-- EXTRACTED RECORDS --

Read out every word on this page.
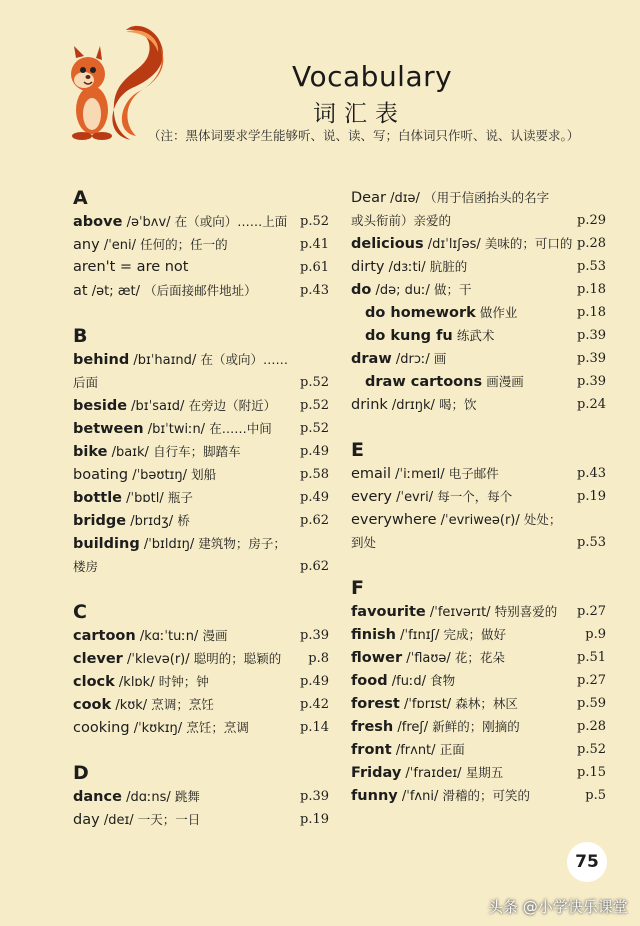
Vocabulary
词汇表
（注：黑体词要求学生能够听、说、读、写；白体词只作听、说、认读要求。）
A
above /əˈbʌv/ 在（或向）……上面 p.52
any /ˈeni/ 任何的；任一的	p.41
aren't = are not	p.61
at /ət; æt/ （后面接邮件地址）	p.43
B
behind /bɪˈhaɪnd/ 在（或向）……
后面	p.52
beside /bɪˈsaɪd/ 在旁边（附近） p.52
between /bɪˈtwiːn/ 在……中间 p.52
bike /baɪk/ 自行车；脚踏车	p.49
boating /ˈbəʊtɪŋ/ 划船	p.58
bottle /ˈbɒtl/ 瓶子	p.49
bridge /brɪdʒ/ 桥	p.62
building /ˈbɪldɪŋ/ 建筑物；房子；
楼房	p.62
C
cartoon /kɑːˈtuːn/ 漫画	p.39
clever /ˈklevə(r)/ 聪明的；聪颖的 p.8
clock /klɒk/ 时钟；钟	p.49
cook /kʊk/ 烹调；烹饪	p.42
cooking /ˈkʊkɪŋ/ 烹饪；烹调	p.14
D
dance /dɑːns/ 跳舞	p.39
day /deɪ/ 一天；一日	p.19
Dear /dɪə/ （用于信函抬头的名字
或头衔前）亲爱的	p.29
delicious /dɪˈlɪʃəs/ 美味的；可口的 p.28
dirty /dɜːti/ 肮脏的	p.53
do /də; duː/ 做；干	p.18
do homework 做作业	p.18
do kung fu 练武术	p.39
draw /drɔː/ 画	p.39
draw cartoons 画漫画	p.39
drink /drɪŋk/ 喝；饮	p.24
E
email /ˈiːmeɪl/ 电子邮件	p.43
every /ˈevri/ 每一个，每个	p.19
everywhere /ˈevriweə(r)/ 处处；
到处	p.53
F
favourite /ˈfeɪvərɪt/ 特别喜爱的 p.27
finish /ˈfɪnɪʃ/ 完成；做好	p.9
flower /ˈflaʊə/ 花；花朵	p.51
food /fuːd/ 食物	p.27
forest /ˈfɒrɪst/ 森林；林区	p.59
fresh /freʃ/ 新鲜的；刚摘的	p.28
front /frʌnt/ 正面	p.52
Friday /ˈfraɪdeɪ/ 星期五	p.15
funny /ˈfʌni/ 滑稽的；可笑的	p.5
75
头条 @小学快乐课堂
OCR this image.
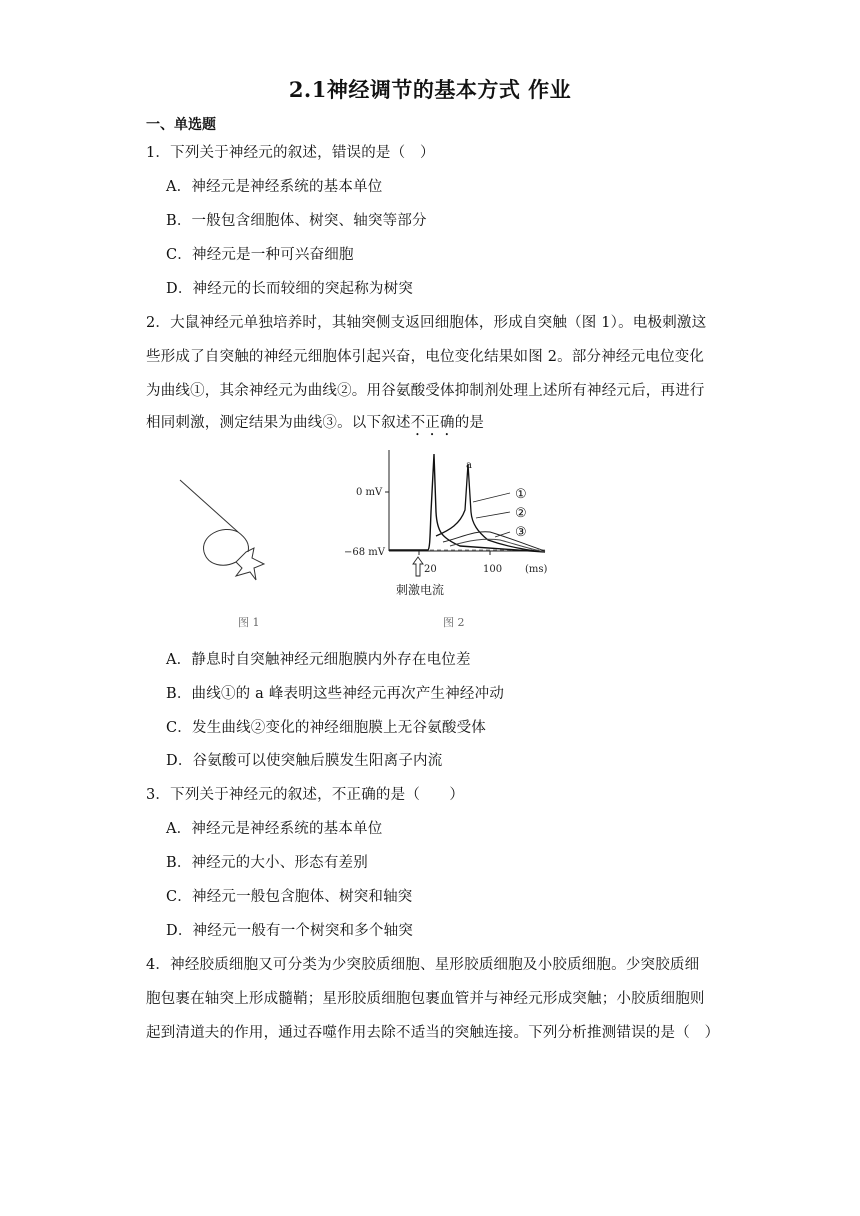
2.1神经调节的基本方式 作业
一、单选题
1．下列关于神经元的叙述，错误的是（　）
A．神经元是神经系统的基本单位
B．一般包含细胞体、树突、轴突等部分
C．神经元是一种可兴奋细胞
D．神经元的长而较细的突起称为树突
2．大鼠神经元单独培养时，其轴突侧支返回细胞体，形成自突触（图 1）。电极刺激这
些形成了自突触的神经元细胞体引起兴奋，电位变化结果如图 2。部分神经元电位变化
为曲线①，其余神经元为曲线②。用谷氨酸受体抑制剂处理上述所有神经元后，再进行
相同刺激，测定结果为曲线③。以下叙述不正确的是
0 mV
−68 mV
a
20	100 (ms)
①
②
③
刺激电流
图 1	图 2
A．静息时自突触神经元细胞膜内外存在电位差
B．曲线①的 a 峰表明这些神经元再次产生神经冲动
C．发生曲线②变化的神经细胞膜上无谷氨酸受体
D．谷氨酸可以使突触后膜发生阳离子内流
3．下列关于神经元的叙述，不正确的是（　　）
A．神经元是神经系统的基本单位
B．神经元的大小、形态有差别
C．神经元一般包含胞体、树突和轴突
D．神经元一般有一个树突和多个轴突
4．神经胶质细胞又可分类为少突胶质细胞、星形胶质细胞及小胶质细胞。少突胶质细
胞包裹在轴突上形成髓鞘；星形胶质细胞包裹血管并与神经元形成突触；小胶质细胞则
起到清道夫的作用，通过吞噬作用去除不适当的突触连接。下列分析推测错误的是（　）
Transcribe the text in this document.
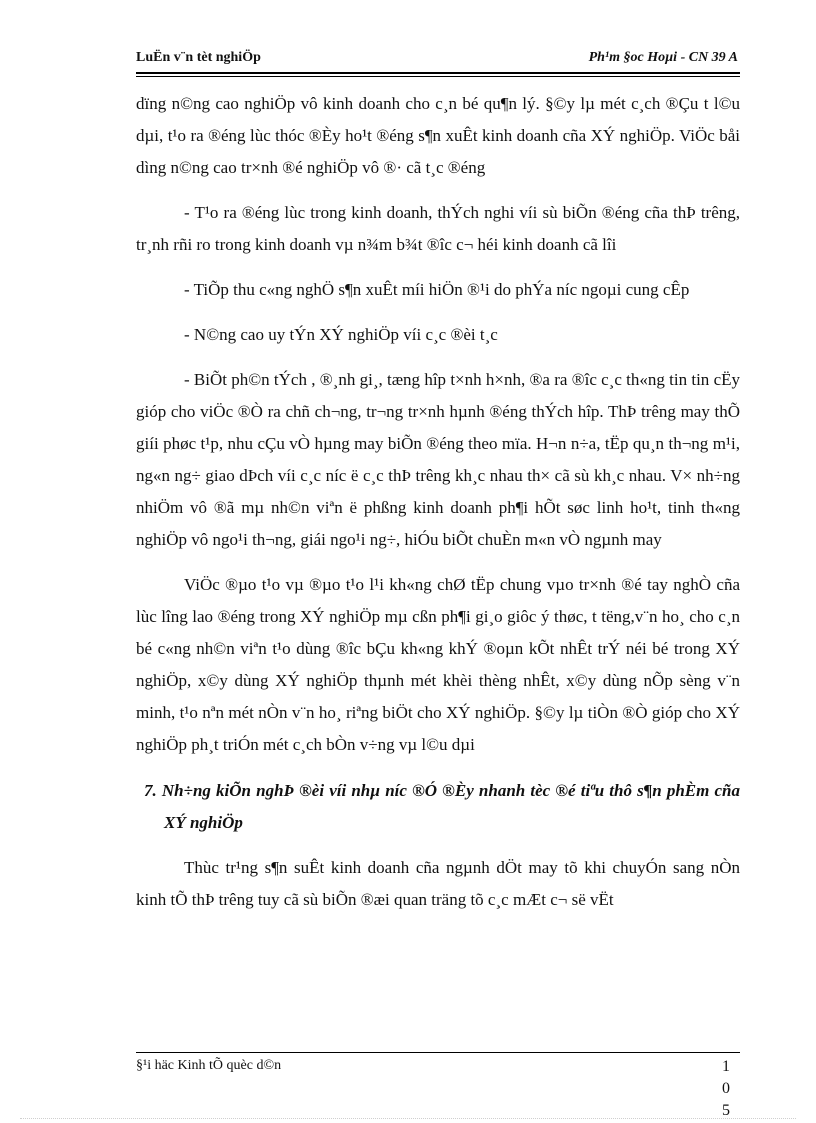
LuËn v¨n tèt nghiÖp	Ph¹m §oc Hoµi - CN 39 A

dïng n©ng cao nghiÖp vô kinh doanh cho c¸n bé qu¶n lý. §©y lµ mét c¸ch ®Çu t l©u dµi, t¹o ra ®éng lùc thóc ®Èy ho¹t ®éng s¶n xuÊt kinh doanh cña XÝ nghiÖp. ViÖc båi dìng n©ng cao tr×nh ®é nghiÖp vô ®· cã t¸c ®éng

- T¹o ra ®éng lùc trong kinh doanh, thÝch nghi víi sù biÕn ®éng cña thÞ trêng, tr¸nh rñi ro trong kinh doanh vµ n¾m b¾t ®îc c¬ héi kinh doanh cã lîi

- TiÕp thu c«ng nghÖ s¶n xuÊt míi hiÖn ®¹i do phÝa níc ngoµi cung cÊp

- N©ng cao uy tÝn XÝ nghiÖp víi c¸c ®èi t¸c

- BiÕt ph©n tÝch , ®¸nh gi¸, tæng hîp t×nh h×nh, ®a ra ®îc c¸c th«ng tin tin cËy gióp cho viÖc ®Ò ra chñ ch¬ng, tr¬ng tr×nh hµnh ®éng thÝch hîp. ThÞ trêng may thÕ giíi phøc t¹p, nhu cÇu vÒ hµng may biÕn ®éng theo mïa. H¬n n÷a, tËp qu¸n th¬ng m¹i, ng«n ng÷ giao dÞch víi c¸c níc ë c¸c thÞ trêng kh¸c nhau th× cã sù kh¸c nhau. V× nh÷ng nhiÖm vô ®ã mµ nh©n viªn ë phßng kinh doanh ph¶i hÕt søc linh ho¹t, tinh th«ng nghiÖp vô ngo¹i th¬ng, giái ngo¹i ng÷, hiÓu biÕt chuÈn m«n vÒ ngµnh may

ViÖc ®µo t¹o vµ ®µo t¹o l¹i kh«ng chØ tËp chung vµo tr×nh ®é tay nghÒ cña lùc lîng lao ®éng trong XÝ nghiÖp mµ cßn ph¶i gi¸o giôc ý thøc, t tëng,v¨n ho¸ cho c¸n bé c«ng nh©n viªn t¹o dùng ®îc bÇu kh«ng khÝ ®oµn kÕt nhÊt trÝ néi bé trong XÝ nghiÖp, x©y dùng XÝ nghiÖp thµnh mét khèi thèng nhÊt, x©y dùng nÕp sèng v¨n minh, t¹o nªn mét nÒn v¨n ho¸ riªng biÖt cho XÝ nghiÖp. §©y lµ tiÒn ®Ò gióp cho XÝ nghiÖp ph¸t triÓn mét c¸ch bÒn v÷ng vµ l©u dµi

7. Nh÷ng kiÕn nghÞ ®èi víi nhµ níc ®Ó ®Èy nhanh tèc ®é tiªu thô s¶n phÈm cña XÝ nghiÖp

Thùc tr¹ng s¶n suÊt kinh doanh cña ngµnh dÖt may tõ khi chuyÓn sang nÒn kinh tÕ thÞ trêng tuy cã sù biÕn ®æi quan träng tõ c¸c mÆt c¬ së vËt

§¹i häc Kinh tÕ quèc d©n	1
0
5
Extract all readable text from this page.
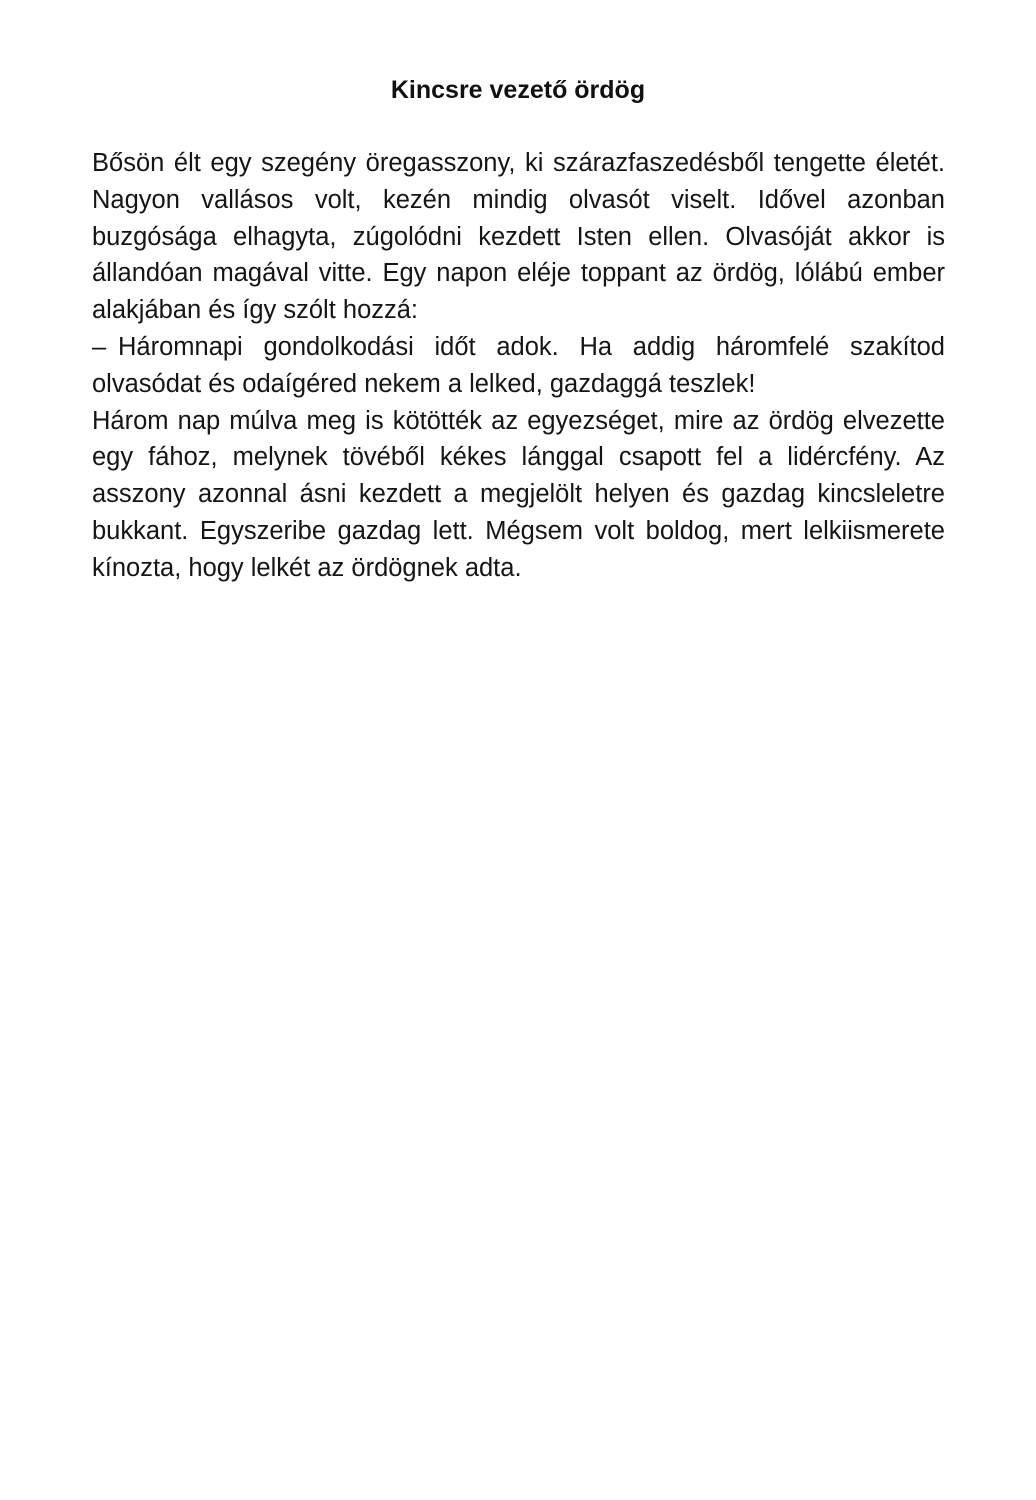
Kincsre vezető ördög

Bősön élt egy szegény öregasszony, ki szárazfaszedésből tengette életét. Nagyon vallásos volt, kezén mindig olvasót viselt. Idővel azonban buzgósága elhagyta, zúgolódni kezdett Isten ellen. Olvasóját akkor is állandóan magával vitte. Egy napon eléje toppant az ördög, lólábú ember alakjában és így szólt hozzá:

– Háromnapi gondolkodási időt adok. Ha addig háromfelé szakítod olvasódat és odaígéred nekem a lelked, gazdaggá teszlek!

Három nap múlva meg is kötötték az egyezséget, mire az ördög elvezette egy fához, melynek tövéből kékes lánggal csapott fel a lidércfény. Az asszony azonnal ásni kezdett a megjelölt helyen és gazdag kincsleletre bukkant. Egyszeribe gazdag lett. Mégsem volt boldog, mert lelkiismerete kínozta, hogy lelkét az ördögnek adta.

-- AIM OF THE TASK --
Count the lines of the listing above that include the word "this" and state the total with nothing else.

-- TASK ANSWER --
4